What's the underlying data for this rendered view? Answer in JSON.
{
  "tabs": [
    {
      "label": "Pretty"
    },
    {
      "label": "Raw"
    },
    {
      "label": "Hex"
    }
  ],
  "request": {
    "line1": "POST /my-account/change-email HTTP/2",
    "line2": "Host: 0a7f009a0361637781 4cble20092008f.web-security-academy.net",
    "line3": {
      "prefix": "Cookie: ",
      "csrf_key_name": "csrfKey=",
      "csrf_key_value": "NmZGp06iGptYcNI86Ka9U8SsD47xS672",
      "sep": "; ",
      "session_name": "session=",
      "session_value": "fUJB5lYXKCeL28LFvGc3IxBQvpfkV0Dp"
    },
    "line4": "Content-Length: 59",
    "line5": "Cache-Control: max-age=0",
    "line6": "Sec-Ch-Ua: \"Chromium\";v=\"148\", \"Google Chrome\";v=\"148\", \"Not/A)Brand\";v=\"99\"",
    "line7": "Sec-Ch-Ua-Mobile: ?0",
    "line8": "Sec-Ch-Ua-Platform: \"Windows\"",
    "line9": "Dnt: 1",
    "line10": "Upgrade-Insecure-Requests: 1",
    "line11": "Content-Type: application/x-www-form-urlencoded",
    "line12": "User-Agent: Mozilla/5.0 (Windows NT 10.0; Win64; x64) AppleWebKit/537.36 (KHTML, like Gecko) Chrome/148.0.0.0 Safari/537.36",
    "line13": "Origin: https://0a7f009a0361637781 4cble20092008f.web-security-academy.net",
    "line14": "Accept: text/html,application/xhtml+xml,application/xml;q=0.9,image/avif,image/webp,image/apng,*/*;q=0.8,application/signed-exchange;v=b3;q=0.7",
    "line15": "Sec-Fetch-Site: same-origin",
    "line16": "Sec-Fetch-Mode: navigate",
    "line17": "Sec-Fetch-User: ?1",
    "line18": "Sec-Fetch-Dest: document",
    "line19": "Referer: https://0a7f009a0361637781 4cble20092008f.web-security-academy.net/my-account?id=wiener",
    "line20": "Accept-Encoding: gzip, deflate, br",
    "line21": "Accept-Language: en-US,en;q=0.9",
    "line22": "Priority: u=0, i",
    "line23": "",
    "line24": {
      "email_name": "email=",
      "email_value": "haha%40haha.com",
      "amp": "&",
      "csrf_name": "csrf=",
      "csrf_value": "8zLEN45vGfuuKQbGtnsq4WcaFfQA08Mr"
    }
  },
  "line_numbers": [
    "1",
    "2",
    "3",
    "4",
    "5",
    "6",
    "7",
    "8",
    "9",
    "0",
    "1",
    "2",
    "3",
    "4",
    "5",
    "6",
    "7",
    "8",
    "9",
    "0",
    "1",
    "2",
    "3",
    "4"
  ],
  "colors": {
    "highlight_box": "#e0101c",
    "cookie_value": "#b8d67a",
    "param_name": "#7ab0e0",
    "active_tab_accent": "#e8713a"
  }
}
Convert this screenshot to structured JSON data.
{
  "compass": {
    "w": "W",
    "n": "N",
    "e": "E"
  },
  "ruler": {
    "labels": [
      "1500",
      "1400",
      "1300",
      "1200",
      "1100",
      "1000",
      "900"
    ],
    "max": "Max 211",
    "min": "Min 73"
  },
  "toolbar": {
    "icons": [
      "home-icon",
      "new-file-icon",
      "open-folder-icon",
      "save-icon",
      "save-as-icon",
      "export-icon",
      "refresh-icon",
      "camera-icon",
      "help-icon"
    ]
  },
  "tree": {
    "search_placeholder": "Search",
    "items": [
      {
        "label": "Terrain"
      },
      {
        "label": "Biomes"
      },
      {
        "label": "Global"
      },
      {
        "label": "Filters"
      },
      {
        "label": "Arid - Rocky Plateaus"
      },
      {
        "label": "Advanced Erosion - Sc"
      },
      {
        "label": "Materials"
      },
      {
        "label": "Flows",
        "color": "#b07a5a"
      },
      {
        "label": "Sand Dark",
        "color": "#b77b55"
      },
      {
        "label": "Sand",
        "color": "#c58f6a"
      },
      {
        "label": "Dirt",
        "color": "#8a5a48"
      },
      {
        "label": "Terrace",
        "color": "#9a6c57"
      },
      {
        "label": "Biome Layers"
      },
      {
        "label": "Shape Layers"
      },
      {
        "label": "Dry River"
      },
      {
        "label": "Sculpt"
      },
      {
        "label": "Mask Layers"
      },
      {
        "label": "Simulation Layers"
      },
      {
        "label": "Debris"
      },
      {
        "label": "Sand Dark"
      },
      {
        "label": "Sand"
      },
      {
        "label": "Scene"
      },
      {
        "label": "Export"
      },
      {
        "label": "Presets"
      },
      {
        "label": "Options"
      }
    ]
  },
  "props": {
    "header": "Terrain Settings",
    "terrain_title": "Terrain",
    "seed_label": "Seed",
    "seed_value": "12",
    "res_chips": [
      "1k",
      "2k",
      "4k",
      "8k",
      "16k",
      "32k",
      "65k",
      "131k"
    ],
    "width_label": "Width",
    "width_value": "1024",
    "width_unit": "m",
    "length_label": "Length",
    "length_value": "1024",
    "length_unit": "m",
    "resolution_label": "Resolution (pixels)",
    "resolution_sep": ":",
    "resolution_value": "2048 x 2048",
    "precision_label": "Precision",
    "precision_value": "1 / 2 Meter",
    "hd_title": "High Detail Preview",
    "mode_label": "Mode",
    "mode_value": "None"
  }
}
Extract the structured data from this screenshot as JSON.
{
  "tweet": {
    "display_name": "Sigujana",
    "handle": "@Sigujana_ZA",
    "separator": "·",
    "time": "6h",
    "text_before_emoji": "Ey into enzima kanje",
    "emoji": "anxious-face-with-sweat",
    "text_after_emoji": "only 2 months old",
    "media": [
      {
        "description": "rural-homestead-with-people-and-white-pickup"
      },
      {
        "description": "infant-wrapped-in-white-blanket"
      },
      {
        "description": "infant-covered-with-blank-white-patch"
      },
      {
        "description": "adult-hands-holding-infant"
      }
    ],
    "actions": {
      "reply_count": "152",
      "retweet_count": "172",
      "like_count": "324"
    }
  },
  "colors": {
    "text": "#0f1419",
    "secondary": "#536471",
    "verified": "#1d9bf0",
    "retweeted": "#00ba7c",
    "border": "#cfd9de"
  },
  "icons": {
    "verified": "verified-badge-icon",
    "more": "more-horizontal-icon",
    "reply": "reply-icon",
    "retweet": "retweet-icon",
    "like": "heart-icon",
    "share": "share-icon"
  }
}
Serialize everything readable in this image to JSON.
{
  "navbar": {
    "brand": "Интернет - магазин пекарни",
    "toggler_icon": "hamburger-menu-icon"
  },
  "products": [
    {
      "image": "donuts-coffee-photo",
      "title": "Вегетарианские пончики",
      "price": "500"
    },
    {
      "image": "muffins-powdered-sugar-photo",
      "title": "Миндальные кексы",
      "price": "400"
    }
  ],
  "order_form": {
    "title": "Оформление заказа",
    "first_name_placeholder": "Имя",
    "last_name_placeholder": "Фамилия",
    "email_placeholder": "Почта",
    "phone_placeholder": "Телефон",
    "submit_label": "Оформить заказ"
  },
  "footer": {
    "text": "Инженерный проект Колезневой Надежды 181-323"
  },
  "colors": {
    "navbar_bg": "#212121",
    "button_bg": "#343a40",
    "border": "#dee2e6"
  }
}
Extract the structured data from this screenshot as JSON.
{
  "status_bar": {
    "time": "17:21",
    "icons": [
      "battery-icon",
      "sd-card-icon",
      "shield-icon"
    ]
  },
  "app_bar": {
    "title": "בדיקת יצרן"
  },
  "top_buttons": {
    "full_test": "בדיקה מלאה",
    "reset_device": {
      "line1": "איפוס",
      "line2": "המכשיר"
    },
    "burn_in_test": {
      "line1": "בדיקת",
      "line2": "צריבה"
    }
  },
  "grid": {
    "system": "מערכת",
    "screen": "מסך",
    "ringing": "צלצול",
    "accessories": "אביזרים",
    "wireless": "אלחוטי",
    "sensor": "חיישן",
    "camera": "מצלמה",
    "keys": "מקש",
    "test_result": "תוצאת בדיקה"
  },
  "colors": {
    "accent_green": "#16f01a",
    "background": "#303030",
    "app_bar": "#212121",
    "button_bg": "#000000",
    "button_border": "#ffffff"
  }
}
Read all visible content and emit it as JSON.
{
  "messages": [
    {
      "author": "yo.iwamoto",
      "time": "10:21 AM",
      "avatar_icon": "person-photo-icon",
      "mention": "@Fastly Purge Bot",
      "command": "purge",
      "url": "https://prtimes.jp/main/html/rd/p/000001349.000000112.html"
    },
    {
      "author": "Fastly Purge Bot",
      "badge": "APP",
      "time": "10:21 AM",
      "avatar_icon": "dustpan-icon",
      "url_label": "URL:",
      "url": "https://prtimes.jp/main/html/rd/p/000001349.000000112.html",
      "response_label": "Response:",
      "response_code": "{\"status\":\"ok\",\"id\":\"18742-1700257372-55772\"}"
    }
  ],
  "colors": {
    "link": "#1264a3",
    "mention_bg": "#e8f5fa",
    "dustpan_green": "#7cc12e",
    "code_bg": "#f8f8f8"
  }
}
--------------------------------------------------
* [Task brief] Return all lines of the material above in which the word "photo" occurs.

* [Full answer]
      "image": "donuts-coffee-photo",
      "image": "muffins-powdered-sugar-photo",
      "avatar_icon": "person-photo-icon",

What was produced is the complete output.